- **Instrucciones de trabajo**
1. En el texto sobre el confinamiento, ¿de qué se dice que está hecho el ser humano?
2. Retoma el texto sobre el confinamiento y escribe su continuación a partir de la última oración.

- **Texto para leer**
╭──
Primero se nos invitó a que nos quedáramos más tiempo en casa, luego se le llamó emergencia, instándonos a permanecer en nuestros hogares, luego una demanda hasta llegar a una orden, clara y contundente y con consecuencias considerables.
Corrimos entonces a escondernos con máscaras que cubrían nuestros labios, que no nos permitían gritar o decir palabra alguna y con guantes que nos evitaban sentir la textura de los objetos, pero también el calor del otro. El mundo en un mes ha cambiado, en un mes ya es otro y no volverá a ser el mismo.
Se pararon nuestras vidas, se paró nuestro reloj y con él parecería que se hubiese detenido la música, ese maravilloso tañido de una pieza con espacios entre los sonidos. ¿Será que se detuvo para escuchar el silencio atronador de nuestros propios ruidos? ¿o que se detuvo para recordar cantarle al amor, a la fuerza, o a ese Dios tan olvidado?
Y me surge desde lo más profundo la pregunta obligada: ¿de qué está hecho el ser humano?
El ser humano está hecho de valentía, de coraje, de sueños, de generosidad, de tristezas y de esperanza. El ser humano es grande, es gigante, es nada.
Y en estas semanas confinados, temiendo ser los próximos, se han puesto a prueba nuestros sistemas de valores y nuestras creencias, tratando de asirnos a una fe que nos permita pasar otro día más.
Ahora nos cubrimos con una máscara, ya no se puede hablar con el otro, se ha roto la comunicación, pero sí se puede, comunicar con la mirada. El ser humano está cubierto, pero con los ojos descubiertos, el alma desnuda y con miradas llenas de imágenes de tristeza, de pérdidas y desencuentros.
╰──
- **Fragmentos de datos**
╭──
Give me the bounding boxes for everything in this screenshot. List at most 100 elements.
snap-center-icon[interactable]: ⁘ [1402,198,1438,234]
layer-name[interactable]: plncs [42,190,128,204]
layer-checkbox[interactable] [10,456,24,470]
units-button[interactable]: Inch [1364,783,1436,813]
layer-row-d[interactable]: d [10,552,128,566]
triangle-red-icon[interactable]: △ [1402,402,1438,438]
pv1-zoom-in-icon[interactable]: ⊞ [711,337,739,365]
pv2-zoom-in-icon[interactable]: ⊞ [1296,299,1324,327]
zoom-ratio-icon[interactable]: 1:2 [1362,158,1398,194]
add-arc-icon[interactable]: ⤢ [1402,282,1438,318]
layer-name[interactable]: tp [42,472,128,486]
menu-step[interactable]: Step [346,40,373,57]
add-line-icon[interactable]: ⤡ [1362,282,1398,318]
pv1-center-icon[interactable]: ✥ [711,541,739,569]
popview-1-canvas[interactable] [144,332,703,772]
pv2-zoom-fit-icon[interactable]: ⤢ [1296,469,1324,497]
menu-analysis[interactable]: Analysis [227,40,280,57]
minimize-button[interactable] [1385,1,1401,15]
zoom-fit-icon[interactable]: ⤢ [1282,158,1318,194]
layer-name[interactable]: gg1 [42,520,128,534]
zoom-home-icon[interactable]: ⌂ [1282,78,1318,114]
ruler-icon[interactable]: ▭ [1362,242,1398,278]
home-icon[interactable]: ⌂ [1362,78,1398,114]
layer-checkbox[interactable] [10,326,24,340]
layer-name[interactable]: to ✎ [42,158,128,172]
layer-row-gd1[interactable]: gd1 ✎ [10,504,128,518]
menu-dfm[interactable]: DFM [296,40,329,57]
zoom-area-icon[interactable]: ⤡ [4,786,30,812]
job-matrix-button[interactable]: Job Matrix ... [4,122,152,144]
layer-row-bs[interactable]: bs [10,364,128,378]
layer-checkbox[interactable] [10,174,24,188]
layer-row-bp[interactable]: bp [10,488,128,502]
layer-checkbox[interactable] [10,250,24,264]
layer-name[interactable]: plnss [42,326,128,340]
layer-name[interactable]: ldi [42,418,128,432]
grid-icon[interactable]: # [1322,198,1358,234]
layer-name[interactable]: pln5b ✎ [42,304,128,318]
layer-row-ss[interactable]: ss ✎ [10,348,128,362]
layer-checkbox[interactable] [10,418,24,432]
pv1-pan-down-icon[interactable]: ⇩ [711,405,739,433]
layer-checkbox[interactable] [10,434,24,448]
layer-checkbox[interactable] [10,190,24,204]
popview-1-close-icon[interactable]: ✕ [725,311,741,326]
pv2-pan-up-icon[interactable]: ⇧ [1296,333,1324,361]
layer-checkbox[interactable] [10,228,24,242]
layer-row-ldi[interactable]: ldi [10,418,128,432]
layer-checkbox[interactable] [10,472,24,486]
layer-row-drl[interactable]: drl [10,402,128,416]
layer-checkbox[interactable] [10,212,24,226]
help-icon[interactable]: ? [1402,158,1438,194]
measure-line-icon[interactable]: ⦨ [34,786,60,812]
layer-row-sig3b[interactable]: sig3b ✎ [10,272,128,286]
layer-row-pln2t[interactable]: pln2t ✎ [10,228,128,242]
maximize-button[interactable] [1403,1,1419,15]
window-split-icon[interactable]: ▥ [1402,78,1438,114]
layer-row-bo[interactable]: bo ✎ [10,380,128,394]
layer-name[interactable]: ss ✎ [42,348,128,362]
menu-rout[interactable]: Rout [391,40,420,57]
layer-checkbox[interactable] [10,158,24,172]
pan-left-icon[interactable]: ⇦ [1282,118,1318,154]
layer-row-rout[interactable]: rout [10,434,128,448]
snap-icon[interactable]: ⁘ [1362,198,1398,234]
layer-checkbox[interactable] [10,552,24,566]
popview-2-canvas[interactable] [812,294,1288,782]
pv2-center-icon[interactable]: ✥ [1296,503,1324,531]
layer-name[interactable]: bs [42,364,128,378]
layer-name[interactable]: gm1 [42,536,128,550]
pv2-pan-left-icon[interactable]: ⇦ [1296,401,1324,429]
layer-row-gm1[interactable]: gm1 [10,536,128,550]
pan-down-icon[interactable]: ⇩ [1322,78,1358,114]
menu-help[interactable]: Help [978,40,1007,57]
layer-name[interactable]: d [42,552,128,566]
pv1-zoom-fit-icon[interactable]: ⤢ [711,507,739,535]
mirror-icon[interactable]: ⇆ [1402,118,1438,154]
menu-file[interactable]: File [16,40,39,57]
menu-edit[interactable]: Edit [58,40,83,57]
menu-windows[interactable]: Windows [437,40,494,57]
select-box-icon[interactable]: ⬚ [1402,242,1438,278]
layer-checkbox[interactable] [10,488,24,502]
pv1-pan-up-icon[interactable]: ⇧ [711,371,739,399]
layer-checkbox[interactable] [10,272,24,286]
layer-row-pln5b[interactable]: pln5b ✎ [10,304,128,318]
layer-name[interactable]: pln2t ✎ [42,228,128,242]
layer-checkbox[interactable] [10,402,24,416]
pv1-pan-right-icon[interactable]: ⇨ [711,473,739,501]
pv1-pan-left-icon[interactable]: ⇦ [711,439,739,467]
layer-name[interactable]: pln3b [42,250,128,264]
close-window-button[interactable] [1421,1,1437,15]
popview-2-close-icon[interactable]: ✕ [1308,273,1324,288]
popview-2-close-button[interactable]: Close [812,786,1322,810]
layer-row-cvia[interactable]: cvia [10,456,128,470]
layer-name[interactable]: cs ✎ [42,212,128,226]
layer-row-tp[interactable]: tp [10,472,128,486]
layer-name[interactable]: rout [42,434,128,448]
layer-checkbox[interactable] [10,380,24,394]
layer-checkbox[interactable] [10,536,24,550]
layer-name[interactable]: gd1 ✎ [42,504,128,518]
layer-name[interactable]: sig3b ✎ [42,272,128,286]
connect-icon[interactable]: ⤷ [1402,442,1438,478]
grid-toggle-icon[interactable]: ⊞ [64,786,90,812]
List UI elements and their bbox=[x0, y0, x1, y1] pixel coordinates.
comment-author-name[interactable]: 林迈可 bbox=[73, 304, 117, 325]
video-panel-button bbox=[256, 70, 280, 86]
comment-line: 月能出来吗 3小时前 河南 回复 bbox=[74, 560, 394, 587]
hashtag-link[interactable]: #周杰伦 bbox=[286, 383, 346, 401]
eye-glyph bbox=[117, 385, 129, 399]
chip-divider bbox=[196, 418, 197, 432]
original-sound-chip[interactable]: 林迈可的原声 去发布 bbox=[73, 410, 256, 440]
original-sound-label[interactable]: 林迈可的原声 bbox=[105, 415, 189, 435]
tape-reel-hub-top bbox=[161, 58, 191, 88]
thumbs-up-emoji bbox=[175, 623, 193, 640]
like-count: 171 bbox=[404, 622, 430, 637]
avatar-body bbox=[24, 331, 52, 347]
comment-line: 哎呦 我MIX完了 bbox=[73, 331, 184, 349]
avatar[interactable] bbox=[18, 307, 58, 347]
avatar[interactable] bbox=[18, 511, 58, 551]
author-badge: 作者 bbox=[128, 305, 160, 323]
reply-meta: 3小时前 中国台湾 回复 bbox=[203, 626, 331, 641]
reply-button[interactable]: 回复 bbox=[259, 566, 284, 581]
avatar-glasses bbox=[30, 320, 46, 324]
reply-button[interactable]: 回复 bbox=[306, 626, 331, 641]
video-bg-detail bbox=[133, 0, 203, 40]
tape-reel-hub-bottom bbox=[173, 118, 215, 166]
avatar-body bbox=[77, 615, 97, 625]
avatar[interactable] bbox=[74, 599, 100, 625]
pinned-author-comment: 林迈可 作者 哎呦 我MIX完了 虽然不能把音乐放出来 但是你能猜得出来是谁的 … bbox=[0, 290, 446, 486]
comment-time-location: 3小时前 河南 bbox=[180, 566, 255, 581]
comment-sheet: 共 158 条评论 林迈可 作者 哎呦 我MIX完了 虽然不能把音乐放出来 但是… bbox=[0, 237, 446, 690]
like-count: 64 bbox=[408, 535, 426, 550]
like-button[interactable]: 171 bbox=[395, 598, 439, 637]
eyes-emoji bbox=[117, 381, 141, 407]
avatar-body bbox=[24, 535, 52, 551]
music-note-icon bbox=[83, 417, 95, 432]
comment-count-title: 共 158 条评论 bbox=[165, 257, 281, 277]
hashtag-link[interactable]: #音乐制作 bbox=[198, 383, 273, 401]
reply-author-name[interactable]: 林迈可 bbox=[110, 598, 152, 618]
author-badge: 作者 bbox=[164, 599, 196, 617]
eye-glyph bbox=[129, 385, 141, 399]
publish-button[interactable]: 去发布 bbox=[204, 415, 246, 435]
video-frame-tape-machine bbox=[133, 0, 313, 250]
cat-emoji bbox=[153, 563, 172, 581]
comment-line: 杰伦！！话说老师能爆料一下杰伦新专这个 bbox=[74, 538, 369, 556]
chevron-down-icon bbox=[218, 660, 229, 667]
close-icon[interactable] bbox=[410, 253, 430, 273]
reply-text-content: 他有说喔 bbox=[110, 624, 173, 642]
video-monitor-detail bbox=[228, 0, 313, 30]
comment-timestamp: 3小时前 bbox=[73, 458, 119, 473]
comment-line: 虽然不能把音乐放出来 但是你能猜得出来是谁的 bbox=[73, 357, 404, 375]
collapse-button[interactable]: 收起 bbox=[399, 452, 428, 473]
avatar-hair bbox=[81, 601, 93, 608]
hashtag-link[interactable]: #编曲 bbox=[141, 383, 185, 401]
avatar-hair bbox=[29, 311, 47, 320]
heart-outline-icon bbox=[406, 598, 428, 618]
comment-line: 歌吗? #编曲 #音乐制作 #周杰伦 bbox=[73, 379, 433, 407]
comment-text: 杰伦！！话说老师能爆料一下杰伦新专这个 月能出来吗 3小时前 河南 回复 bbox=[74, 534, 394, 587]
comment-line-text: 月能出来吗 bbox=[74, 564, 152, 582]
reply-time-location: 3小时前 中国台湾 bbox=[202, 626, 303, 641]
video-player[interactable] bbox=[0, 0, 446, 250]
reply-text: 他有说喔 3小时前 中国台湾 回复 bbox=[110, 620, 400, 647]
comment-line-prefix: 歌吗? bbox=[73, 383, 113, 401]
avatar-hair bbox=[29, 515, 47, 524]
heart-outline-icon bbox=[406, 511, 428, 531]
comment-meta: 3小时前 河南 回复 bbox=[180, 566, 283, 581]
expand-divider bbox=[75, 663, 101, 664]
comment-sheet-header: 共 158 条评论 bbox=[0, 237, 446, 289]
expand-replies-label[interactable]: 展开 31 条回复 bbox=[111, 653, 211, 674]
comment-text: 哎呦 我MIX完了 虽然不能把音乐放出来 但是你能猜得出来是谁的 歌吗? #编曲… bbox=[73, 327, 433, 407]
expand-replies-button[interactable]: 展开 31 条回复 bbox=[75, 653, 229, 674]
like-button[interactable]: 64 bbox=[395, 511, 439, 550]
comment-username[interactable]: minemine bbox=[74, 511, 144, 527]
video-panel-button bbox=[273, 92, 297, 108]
╰──
- **Respuestas del ejercicio**
1. De valentía, de coraje, de sueños, de generosidad, de tristezas y de esperanza.

2.
Por encima de tanto dolor, sin embargo, el hombre se levanta y aplaude a los héroes de bata blanca, a los héroes que rellenan una y otra vez los estantes de los supermercados, a los maestros que se erigen para dar sus clases haciendo uso de la tecnología, a los que mantienen la fe y ayudan a otros, a los policías, que guardan y protegen el orden y a todos aquellos que sin recompensa alguna llevan medicinas a los enfermos, les preparan comida y donan su tiempo, su vida y su esfuerzo. Cada persona pone su granito de arena, cada uno con el corazón generoso aporta al otro, algo que se había olvidado, que en el correr del día a día se había perdido en la prisa.
Y por su parte, la naturaleza perdió su miedo, el aire se mira más claro, los mares más cristalinos y los animales por fin pueden tener un respiro. Ahora asoman su cabeza en la civilización que les robó su espacio, sin temor a ser reprochados.
Quizás no todo sea negativo, necesitábamos aprender y necesitábamos reconocer las señales de ayuda de nuestros campos y nuestros mares y de nuestro prójimo. Por momentos pienso que veíamos sin ver, escuchábamos sin concentrarnos en el dolor ajeno. Percibíamos el mundo desde la comodidad de nuestras vidas, existencias que habíamos diseñado bajo una rutina que nos cobijaba y nos daba seguridad, que construimos a nuestro alrededor, sin mirar con atención todo lo que nos rodeaba.
Ahora no hay esa carrera frenética para llegar ¿a dónde? No hay prisa por llegar.Hoy en día la premura solamente es por regresar a ser, porque aprendimos nuevamente el valor de la familia, el valor de la oración, el valor del dulce calor de un abrazo y el valor de las pequeñas cosas.Ahora recuperamos la alegría cuando abrazamos a nuestros hijos, cuando recibimos una llamada de alguien cercano, cuando compartimos en familia, cuando disfrutamos una comida, aunque le falten muchos ingredientes.Y en esta cuarentena, cada día aprendemos, cada día despertamos, cada día elevamos la mirada y recordamos encontrar en el cielo nuestra fuerza y esperanza para continuar.